** The request **
Determine how many lines include "using". Give the number and nothing else.

[Collected data entries]
################

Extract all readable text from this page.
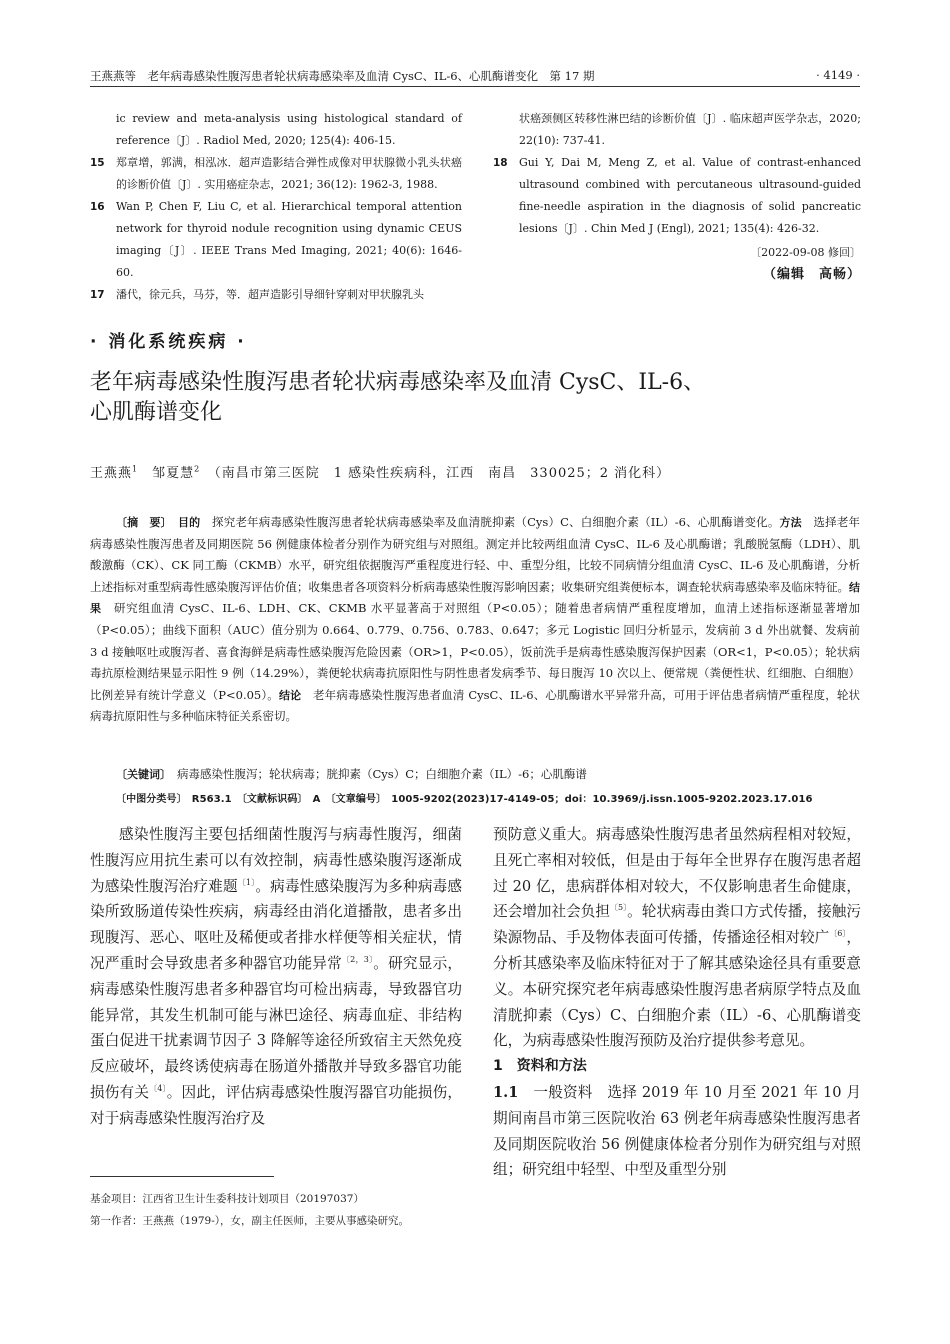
王燕燕等　老年病毒感染性腹泻患者轮状病毒感染率及血清 CysC、IL-6、心肌酶谱变化　第 17 期	· 4149 ·
ic review and meta-analysis using histological standard of reference〔J〕. Radiol Med, 2020; 125(4): 406-15.
15 郑章增，郭满，相泓冰．超声造影结合弹性成像对甲状腺微小乳头状癌的诊断价值〔J〕. 实用癌症杂志，2021; 36(12): 1962-3, 1988.
16 Wan P, Chen F, Liu C, et al. Hierarchical temporal attention network for thyroid nodule recognition using dynamic CEUS imaging〔J〕. IEEE Trans Med Imaging, 2021; 40(6): 1646-60.
17 潘代，徐元兵，马芬，等．超声造影引导细针穿刺对甲状腺乳头
状癌颈侧区转移性淋巴结的诊断价值〔J〕. 临床超声医学杂志，2020; 22(10): 737-41.
18 Gui Y, Dai M, Meng Z, et al. Value of contrast-enhanced ultrasound combined with percutaneous ultrasound-guided fine-needle aspiration in the diagnosis of solid pancreatic lesions〔J〕. Chin Med J (Engl), 2021; 135(4): 426-32.
〔2022-09-08 修回〕
（编辑　高畅）
· 消化系统疾病 ·
老年病毒感染性腹泻患者轮状病毒感染率及血清 CysC、IL-6、
心肌酶谱变化
王燕燕$^1$　 邹夏慧$^2$　 （南昌市第三医院　1 感染性疾病科，江西　南昌　330025；2 消化科）
〔摘　要〕　 目的　 探究老年病毒感染性腹泻患者轮状病毒感染率及血清胱抑素（Cys）C、白细胞介素（IL）-6、心肌酶谱变化。方法　 选择老年病毒感染性腹泻患者及同期医院 56 例健康体检者分别作为研究组与对照组。测定并比较两组血清 CysC、IL-6 及心肌酶谱；乳酸脱氢酶（LDH）、肌酸激酶（CK）、CK 同工酶（CKMB）水平，研究组依据腹泻严重程度进行轻、中、重型分组，比较不同病情分组血清 CysC、IL-6 及心肌酶谱，分析上述指标对重型病毒性感染腹泻评估价值；收集患者各项资料分析病毒感染性腹泻影响因素；收集研究组粪便标本，调查轮状病毒感染率及临床特征。结果　 研究组血清 CysC、IL-6、LDH、CK、CKMB 水平显著高于对照组（P<0.05）；随着患者病情严重程度增加，血清上述指标逐渐显著增加（P<0.05）；曲线下面积（AUC）值分别为 0.664、0.779、0.756、0.783、0.647；多元 Logistic 回归分析显示，发病前 3 d 外出就餐、发病前 3 d 接触呕吐或腹泻者、喜食海鲜是病毒性感染腹泻危险因素（OR>1，P<0.05），饭前洗手是病毒性感染腹泻保护因素（OR<1，P<0.05）；轮状病毒抗原检测结果显示阳性 9 例（14.29%），粪便轮状病毒抗原阳性与阴性患者发病季节、每日腹泻 10 次以上、便常规（粪便性状、红细胞、白细胞）比例差异有统计学意义（P<0.05）。结论　 老年病毒感染性腹泻患者血清 CysC、IL-6、心肌酶谱水平异常升高，可用于评估患者病情严重程度，轮状病毒抗原阳性与多种临床特征关系密切。
〔关键词〕　 病毒感染性腹泻；轮状病毒；胱抑素（Cys）C；白细胞介素（IL）-6；心肌酶谱
〔中图分类号〕　R563.1　〔文献标识码〕　A　〔文章编号〕　1005-9202(2023)17-4149-05；doi：10.3969/j.issn.1005-9202.2023.17.016

感染性腹泻主要包括细菌性腹泻与病毒性腹泻，细菌性腹泻应用抗生素可以有效控制，病毒性感染腹泻逐渐成为感染性腹泻治疗难题$^{〔1〕}$。病毒性感染腹泻为多种病毒感染所致肠道传染性疾病，病毒经由消化道播散，患者多出现腹泻、恶心、呕吐及稀便或者排水样便等相关症状，情况严重时会导致患者多种器官功能异常$^{〔2,3〕}$。研究显示，病毒感染性腹泻患者多种器官均可检出病毒，导致器官功能异常，其发生机制可能与淋巴途径、病毒血症、非结构蛋白促进干扰素调节因子 3 降解等途径所致宿主天然免疫反应破坏，最终诱使病毒在肠道外播散并导致多器官功能损伤有关$^{〔4〕}$。因此，评估病毒感染性腹泻器官功能损伤，对于病毒感染性腹泻治疗及

预防意义重大。病毒感染性腹泻患者虽然病程相对较短，且死亡率相对较低，但是由于每年全世界存在腹泻患者超过 20 亿，患病群体相对较大，不仅影响患者生命健康，还会增加社会负担$^{〔5〕}$。轮状病毒由粪口方式传播，接触污染源物品、手及物体表面可传播，传播途径相对较广$^{〔6〕}$，分析其感染率及临床特征对于了解其感染途径具有重要意义。本研究探究老年病毒感染性腹泻患者病原学特点及血清胱抑素（Cys）C、白细胞介素（IL）-6、心肌酶谱变化，为病毒感染性腹泻预防及治疗提供参考意见。

1　资料和方法

1.1　一般资料　选择 2019 年 10 月至 2021 年 10 月期间南昌市第三医院收治 63 例老年病毒感染性腹泻患者及同期医院收治 56 例健康体检者分别作为研究组与对照组；研究组中轻型、中型及重型分别

基金项目：江西省卫生计生委科技计划项目（20197037）
第一作者：王燕燕（1979-），女，副主任医师，主要从事感染研究。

################

** Exercise output **
2